Copy out the listing that follows, exact in every word, and skip the images.
■ ■ ■
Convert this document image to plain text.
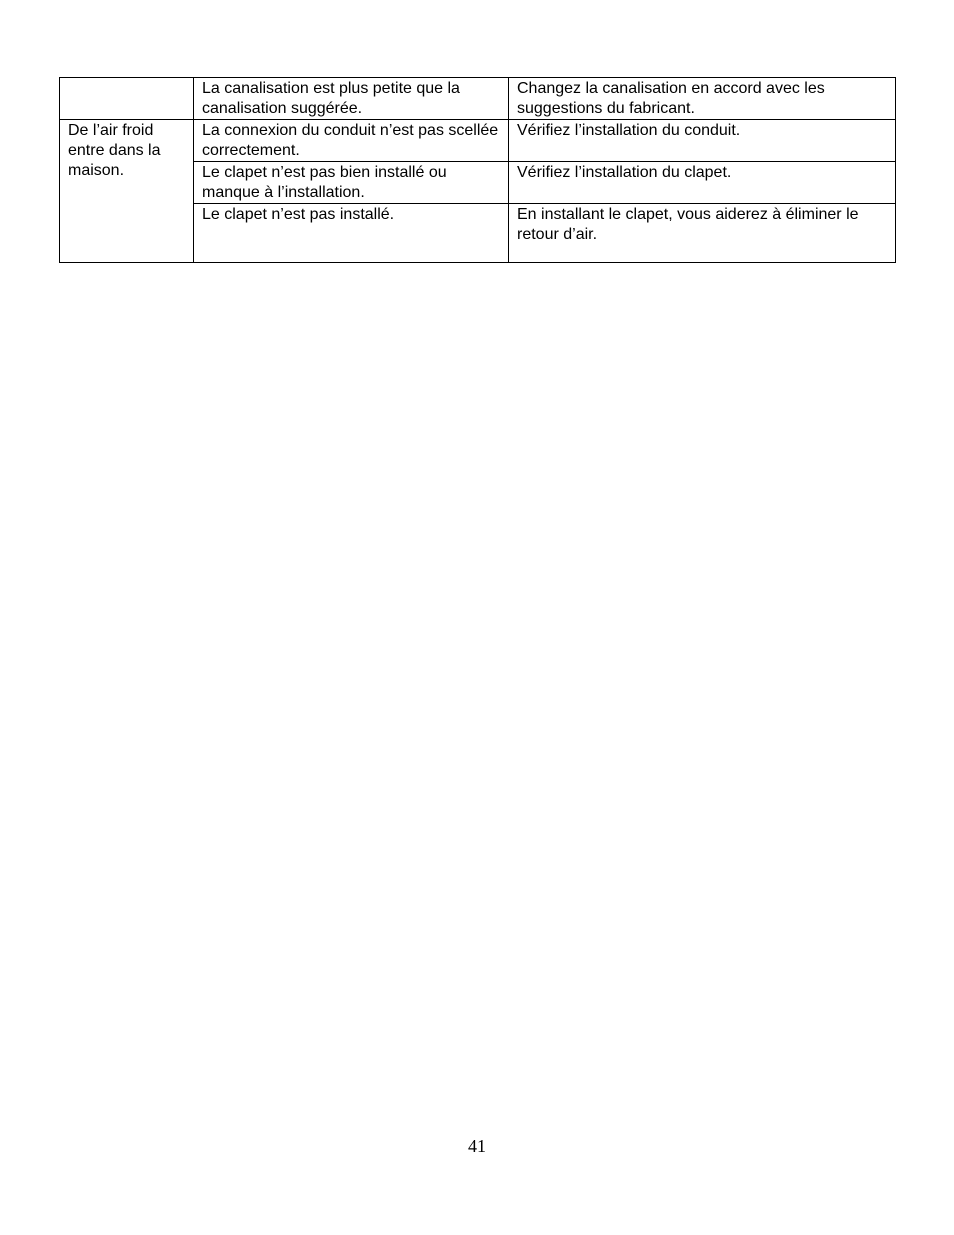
	La canalisation est plus petite que la canalisation suggérée.	Changez la canalisation en accord avec les suggestions du fabricant.
De l’air froid entre dans la maison.	La connexion du conduit n’est pas scellée correctement.	Vérifiez l’installation du conduit.
	Le clapet n’est pas bien installé ou manque à l’installation.	Vérifiez l’installation du clapet.
	Le clapet n’est pas installé.	En installant le clapet, vous aiderez à éliminer le retour d’air.
41
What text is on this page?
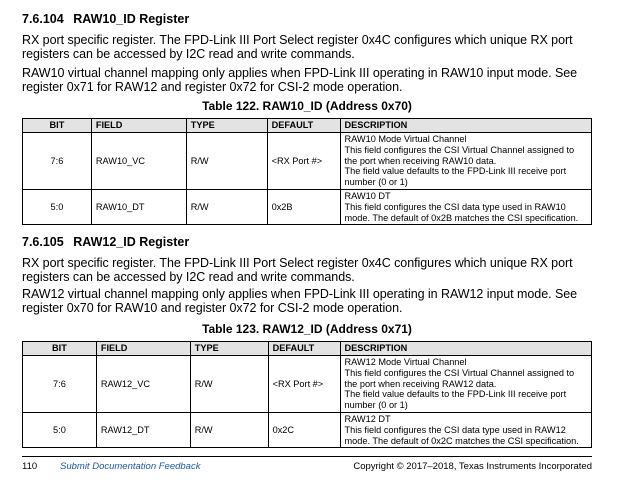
7.6.104 RAW10_ID Register

RX port specific register. The FPD-Link III Port Select register 0x4C configures which unique RX port registers can be accessed by I2C read and write commands.

RAW10 virtual channel mapping only applies when FPD-Link III operating in RAW10 input mode. See register 0x71 for RAW12 and register 0x72 for CSI-2 mode operation.

Table 122. RAW10_ID (Address 0x70)
BIT	FIELD	TYPE	DEFAULT	DESCRIPTION
7:6	RAW10_VC	R/W	<RX Port #>	RAW10 Mode Virtual Channel
This field configures the CSI Virtual Channel assigned to the port when receiving RAW10 data.
The field value defaults to the FPD-Link III receive port number (0 or 1)

5:0	RAW10_DT	R/W	0x2B	RAW10 DT
This field configures the CSI data type used in RAW10 mode. The default of 0x2B matches the CSI specification.
7.6.105 RAW12_ID Register

RX port specific register. The FPD-Link III Port Select register 0x4C configures which unique RX port registers can be accessed by I2C read and write commands.

RAW12 virtual channel mapping only applies when FPD-Link III operating in RAW12 input mode. See register 0x70 for RAW10 and register 0x72 for CSI-2 mode operation.

Table 123. RAW12_ID (Address 0x71)
BIT	FIELD	TYPE	DEFAULT	DESCRIPTION
7:6	RAW12_VC	R/W	<RX Port #>	RAW12 Mode Virtual Channel
This field configures the CSI Virtual Channel assigned to the port when receiving RAW12 data.
The field value defaults to the FPD-Link III receive port number (0 or 1)

5:0	RAW12_DT	R/W	0x2C	RAW12 DT
This field configures the CSI data type used in RAW12 mode. The default of 0x2C matches the CSI specification.
110 Submit Documentation Feedback	Copyright © 2017–2018, Texas Instruments Incorporated
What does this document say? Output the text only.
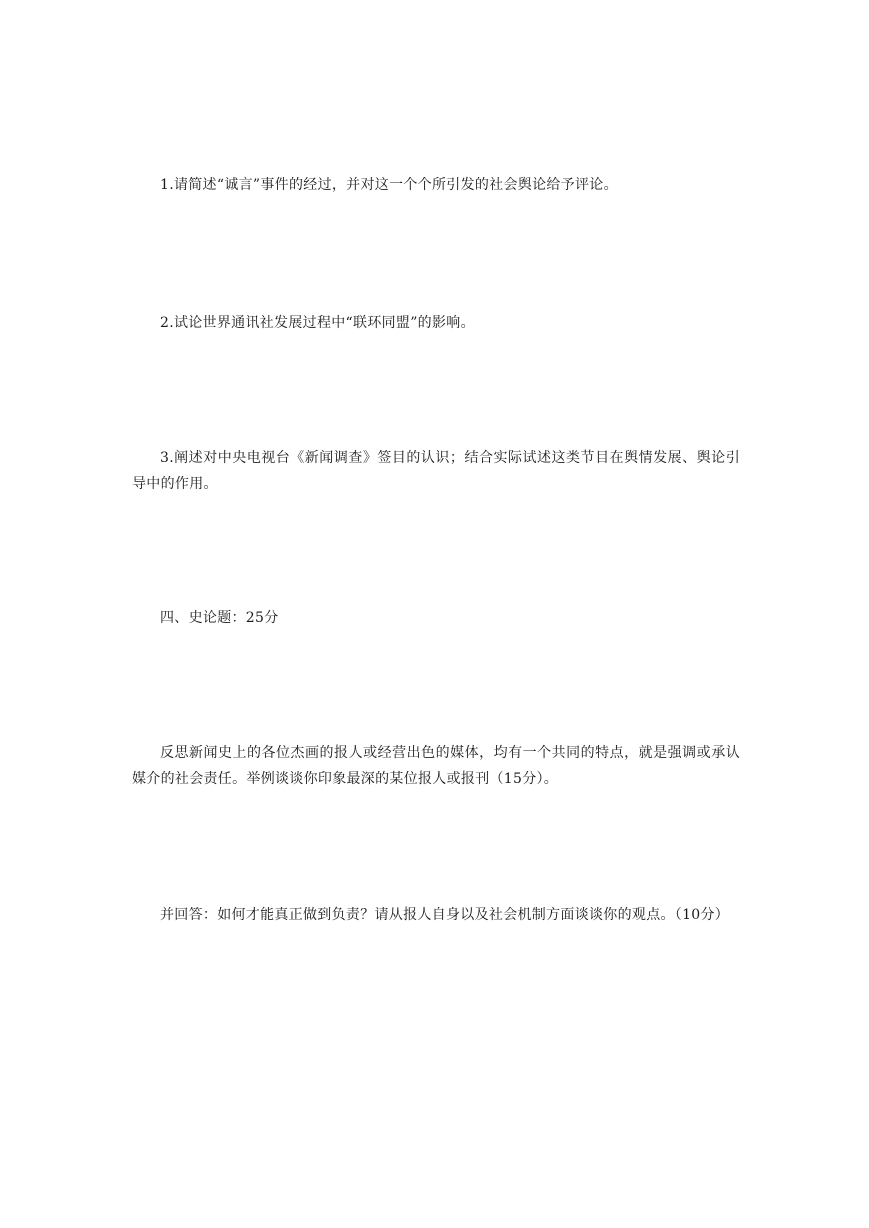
1.请简述“诚言”事件的经过，并对这一个个所引发的社会舆论给予评论。

2.试论世界通讯社发展过程中“联环同盟”的影响。

3.阐述对中央电视台《新闻调查》签目的认识；结合实际试述这类节目在舆情发展、舆论引导中的作用。

四、史论题：25分

反思新闻史上的各位杰画的报人或经营出色的媒体，均有一个共同的特点，就是强调或承认媒介的社会责任。举例谈谈你印象最深的某位报人或报刊（15分）。

并回答：如何才能真正做到负责？请从报人自身以及社会机制方面谈谈你的观点。（10分）
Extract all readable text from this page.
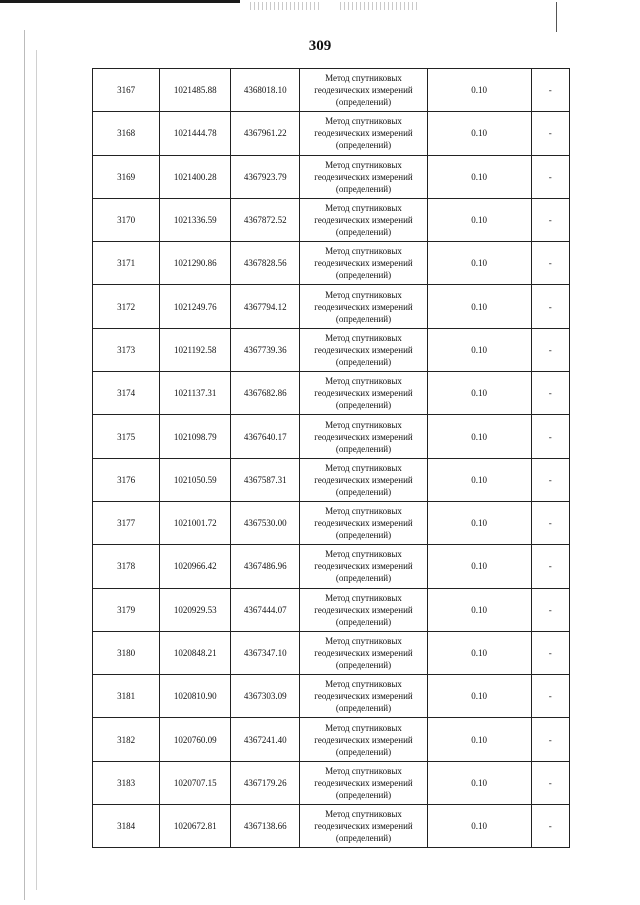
309
3167	1021485.88	4368018.10	Метод спутниковых геодезических измерений (определений)	0.10	-
3168	1021444.78	4367961.22	Метод спутниковых геодезических измерений (определений)	0.10	-
3169	1021400.28	4367923.79	Метод спутниковых геодезических измерений (определений)	0.10	-
3170	1021336.59	4367872.52	Метод спутниковых геодезических измерений (определений)	0.10	-
3171	1021290.86	4367828.56	Метод спутниковых геодезических измерений (определений)	0.10	-
3172	1021249.76	4367794.12	Метод спутниковых геодезических измерений (определений)	0.10	-
3173	1021192.58	4367739.36	Метод спутниковых геодезических измерений (определений)	0.10	-
3174	1021137.31	4367682.86	Метод спутниковых геодезических измерений (определений)	0.10	-
3175	1021098.79	4367640.17	Метод спутниковых геодезических измерений (определений)	0.10	-
3176	1021050.59	4367587.31	Метод спутниковых геодезических измерений (определений)	0.10	-
3177	1021001.72	4367530.00	Метод спутниковых геодезических измерений (определений)	0.10	-
3178	1020966.42	4367486.96	Метод спутниковых геодезических измерений (определений)	0.10	-
3179	1020929.53	4367444.07	Метод спутниковых геодезических измерений (определений)	0.10	-
3180	1020848.21	4367347.10	Метод спутниковых геодезических измерений (определений)	0.10	-
3181	1020810.90	4367303.09	Метод спутниковых геодезических измерений (определений)	0.10	-
3182	1020760.09	4367241.40	Метод спутниковых геодезических измерений (определений)	0.10	-
3183	1020707.15	4367179.26	Метод спутниковых геодезических измерений (определений)	0.10	-
3184	1020672.81	4367138.66	Метод спутниковых геодезических измерений (определений)	0.10	-
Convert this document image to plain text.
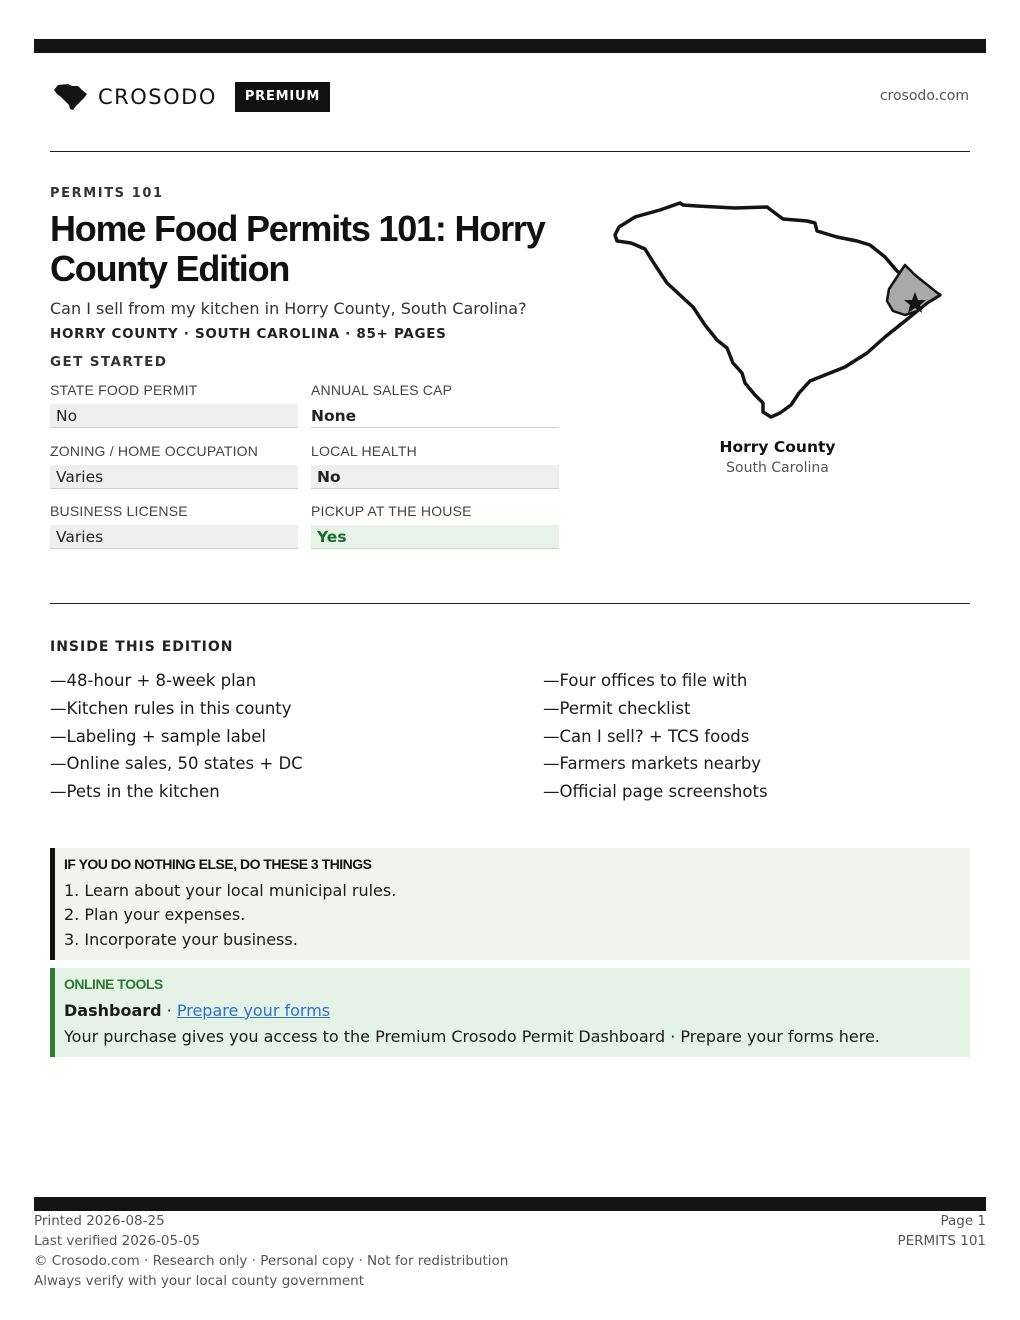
CROSODO	PREMIUM	crosodo.com
PERMITS 101
Home Food Permits 101: Horry County Edition
Can I sell from my kitchen in Horry County, South Carolina?
HORRY COUNTY · SOUTH CAROLINA · 85+ PAGES
GET STARTED
STATE FOOD PERMIT
No
ANNUAL SALES CAP
None
ZONING / HOME OCCUPATION
Varies
LOCAL HEALTH
No
BUSINESS LICENSE
Varies
PICKUP AT THE HOUSE
Yes
Horry County
South Carolina
INSIDE THIS EDITION
—48-hour + 8-week plan
—Kitchen rules in this county
—Labeling + sample label
—Online sales, 50 states + DC
—Pets in the kitchen
—Four offices to file with
—Permit checklist
—Can I sell? + TCS foods
—Farmers markets nearby
—Official page screenshots
IF YOU DO NOTHING ELSE, DO THESE 3 THINGS
1. Learn about your local municipal rules.
2. Plan your expenses.
3. Incorporate your business.
ONLINE TOOLS
Dashboard · Prepare your forms
Your purchase gives you access to the Premium Crosodo Permit Dashboard · Prepare your forms here.
Printed 2026-08-25
Last verified 2026-05-05
© Crosodo.com · Research only · Personal copy · Not for redistribution
Always verify with your local county government
Page 1
PERMITS 101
■ ■ ■
# Written response:
Convert this document image to plain text.
	La canalisation est plus petite que la canalisation suggérée.	Changez la canalisation en accord avec les suggestions du fabricant.
De l’air froid entre dans la maison.	La connexion du conduit n’est pas scellée correctement.	Vérifiez l’installation du conduit.
	Le clapet n’est pas bien installé ou manque à l’installation.	Vérifiez l’installation du clapet.
	Le clapet n’est pas installé.	En installant le clapet, vous aiderez à éliminer le retour d’air.
41
What text is on this page?
7.6.104 RAW10_ID Register

RX port specific register. The FPD-Link III Port Select register 0x4C configures which unique RX port registers can be accessed by I2C read and write commands.

RAW10 virtual channel mapping only applies when FPD-Link III operating in RAW10 input mode. See register 0x71 for RAW12 and register 0x72 for CSI-2 mode operation.

Table 122. RAW10_ID (Address 0x70)
BIT	FIELD	TYPE	DEFAULT	DESCRIPTION
7:6	RAW10_VC	R/W	<RX Port #>	RAW10 Mode Virtual Channel
This field configures the CSI Virtual Channel assigned to the port when receiving RAW10 data.
The field value defaults to the FPD-Link III receive port number (0 or 1)

5:0	RAW10_DT	R/W	0x2B	RAW10 DT
This field configures the CSI data type used in RAW10 mode. The default of 0x2B matches the CSI specification.
7.6.105 RAW12_ID Register

RX port specific register. The FPD-Link III Port Select register 0x4C configures which unique RX port registers can be accessed by I2C read and write commands.

RAW12 virtual channel mapping only applies when FPD-Link III operating in RAW12 input mode. See register 0x70 for RAW10 and register 0x72 for CSI-2 mode operation.

Table 123. RAW12_ID (Address 0x71)
BIT	FIELD	TYPE	DEFAULT	DESCRIPTION
7:6	RAW12_VC	R/W	<RX Port #>	RAW12 Mode Virtual Channel
This field configures the CSI Virtual Channel assigned to the port when receiving RAW12 data.
The field value defaults to the FPD-Link III receive port number (0 or 1)

5:0	RAW12_DT	R/W	0x2C	RAW12 DT
This field configures the CSI data type used in RAW12 mode. The default of 0x2C matches the CSI specification.
110 Submit Documentation Feedback	Copyright © 2017–2018, Texas Instruments Incorporated
What does this document say? Output the text only.
1.请简述“诚言”事件的经过，并对这一个个所引发的社会舆论给予评论。

2.试论世界通讯社发展过程中“联环同盟”的影响。

3.阐述对中央电视台《新闻调查》签目的认识；结合实际试述这类节目在舆情发展、舆论引导中的作用。

四、史论题：25分

反思新闻史上的各位杰画的报人或经营出色的媒体，均有一个共同的特点，就是强调或承认媒介的社会责任。举例谈谈你印象最深的某位报人或报刊（15分）。

并回答：如何才能真正做到负责？请从报人自身以及社会机制方面谈谈你的观点。（10分）
Extract all readable text from this page.
309
3167	1021485.88	4368018.10	Метод спутниковых геодезических измерений (определений)	0.10	-
3168	1021444.78	4367961.22	Метод спутниковых геодезических измерений (определений)	0.10	-
3169	1021400.28	4367923.79	Метод спутниковых геодезических измерений (определений)	0.10	-
3170	1021336.59	4367872.52	Метод спутниковых геодезических измерений (определений)	0.10	-
3171	1021290.86	4367828.56	Метод спутниковых геодезических измерений (определений)	0.10	-
3172	1021249.76	4367794.12	Метод спутниковых геодезических измерений (определений)	0.10	-
3173	1021192.58	4367739.36	Метод спутниковых геодезических измерений (определений)	0.10	-
3174	1021137.31	4367682.86	Метод спутниковых геодезических измерений (определений)	0.10	-
3175	1021098.79	4367640.17	Метод спутниковых геодезических измерений (определений)	0.10	-
3176	1021050.59	4367587.31	Метод спутниковых геодезических измерений (определений)	0.10	-
3177	1021001.72	4367530.00	Метод спутниковых геодезических измерений (определений)	0.10	-
3178	1020966.42	4367486.96	Метод спутниковых геодезических измерений (определений)	0.10	-
3179	1020929.53	4367444.07	Метод спутниковых геодезических измерений (определений)	0.10	-
3180	1020848.21	4367347.10	Метод спутниковых геодезических измерений (определений)	0.10	-
3181	1020810.90	4367303.09	Метод спутниковых геодезических измерений (определений)	0.10	-
3182	1020760.09	4367241.40	Метод спутниковых геодезических измерений (определений)	0.10	-
3183	1020707.15	4367179.26	Метод спутниковых геодезических измерений (определений)	0.10	-
3184	1020672.81	4367138.66	Метод спутниковых геодезических измерений (определений)	0.10	-
Convert this document image to plain text.
CROSODO	PREMIUM	crosodo.com
PERMITS 101
Home Food Permits 101: Horry County Edition
Can I sell from my kitchen in Horry County, South Carolina?
HORRY COUNTY · SOUTH CAROLINA · 85+ PAGES
GET STARTED
STATE FOOD PERMIT
No
ANNUAL SALES CAP
None
ZONING / HOME OCCUPATION
Varies
LOCAL HEALTH
No
BUSINESS LICENSE
Varies
PICKUP AT THE HOUSE
Yes
Horry County
South Carolina
INSIDE THIS EDITION
—48-hour + 8-week plan
—Kitchen rules in this county
—Labeling + sample label
—Online sales, 50 states + DC
—Pets in the kitchen
—Four offices to file with
—Permit checklist
—Can I sell? + TCS foods
—Farmers markets nearby
—Official page screenshots
IF YOU DO NOTHING ELSE, DO THESE 3 THINGS
1. Learn about your local municipal rules.
2. Plan your expenses.
3. Incorporate your business.
ONLINE TOOLS
Dashboard · Prepare your forms
Your purchase gives you access to the Premium Crosodo Permit Dashboard · Prepare your forms here.
Printed 2026-08-25
Last verified 2026-05-05
© Crosodo.com · Research only · Personal copy · Not for redistribution
Always verify with your local county government
Page 1
PERMITS 101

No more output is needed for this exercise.